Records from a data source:
------------------------------------------------------------------------

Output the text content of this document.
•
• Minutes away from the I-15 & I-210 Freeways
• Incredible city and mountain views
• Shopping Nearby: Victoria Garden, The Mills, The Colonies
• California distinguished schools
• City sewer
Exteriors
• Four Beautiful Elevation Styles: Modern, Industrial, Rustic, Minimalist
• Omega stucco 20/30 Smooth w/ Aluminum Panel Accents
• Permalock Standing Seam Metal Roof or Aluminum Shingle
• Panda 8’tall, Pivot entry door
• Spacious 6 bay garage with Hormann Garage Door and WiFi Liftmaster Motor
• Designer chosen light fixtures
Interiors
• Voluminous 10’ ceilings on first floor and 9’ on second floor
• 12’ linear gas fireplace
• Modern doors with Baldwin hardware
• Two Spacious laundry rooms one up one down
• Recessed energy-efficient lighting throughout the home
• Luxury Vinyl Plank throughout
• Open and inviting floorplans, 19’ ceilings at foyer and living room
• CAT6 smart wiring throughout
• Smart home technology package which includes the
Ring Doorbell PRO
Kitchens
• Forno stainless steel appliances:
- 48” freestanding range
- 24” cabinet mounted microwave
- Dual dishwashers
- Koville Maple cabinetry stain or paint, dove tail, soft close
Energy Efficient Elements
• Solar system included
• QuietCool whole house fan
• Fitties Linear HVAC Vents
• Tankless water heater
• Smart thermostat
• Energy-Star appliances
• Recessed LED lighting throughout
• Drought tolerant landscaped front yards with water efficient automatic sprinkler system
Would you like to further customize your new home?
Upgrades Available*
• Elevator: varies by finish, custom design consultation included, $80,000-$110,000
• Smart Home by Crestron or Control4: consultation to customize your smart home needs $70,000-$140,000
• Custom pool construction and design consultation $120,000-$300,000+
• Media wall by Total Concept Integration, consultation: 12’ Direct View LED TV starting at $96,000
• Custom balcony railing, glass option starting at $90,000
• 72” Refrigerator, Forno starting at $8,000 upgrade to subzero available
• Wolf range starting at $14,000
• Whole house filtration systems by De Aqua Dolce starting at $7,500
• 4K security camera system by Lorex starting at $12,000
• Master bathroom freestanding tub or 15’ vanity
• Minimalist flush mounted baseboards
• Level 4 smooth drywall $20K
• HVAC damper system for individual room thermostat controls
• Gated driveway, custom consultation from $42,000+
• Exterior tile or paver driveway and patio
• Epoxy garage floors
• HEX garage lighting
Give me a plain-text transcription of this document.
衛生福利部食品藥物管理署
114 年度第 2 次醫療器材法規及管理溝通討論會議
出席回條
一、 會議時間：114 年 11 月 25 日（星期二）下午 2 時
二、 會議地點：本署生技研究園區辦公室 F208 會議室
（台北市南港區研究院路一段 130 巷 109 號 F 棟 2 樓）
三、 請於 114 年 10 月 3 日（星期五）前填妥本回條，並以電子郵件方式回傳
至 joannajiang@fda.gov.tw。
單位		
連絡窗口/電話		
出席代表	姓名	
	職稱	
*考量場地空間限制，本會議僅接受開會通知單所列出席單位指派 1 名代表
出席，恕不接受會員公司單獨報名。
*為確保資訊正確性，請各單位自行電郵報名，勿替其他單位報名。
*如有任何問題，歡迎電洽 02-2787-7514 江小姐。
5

------------------------------------------------------------------------

*Directions*: Could you quote, exactly as they appear, the line containing "Give me a plain-text" and every line after it to the end of the records above?

*Solution*:
Give me a plain-text transcription of this document.
衛生福利部食品藥物管理署
114 年度第 2 次醫療器材法規及管理溝通討論會議
出席回條
一、 會議時間：114 年 11 月 25 日（星期二）下午 2 時
二、 會議地點：本署生技研究園區辦公室 F208 會議室
（台北市南港區研究院路一段 130 巷 109 號 F 棟 2 樓）
三、 請於 114 年 10 月 3 日（星期五）前填妥本回條，並以電子郵件方式回傳
至 joannajiang@fda.gov.tw。
單位		
連絡窗口/電話		
出席代表	姓名	
	職稱	
*考量場地空間限制，本會議僅接受開會通知單所列出席單位指派 1 名代表
出席，恕不接受會員公司單獨報名。
*為確保資訊正確性，請各單位自行電郵報名，勿替其他單位報名。
*如有任何問題，歡迎電洽 02-2787-7514 江小姐。
5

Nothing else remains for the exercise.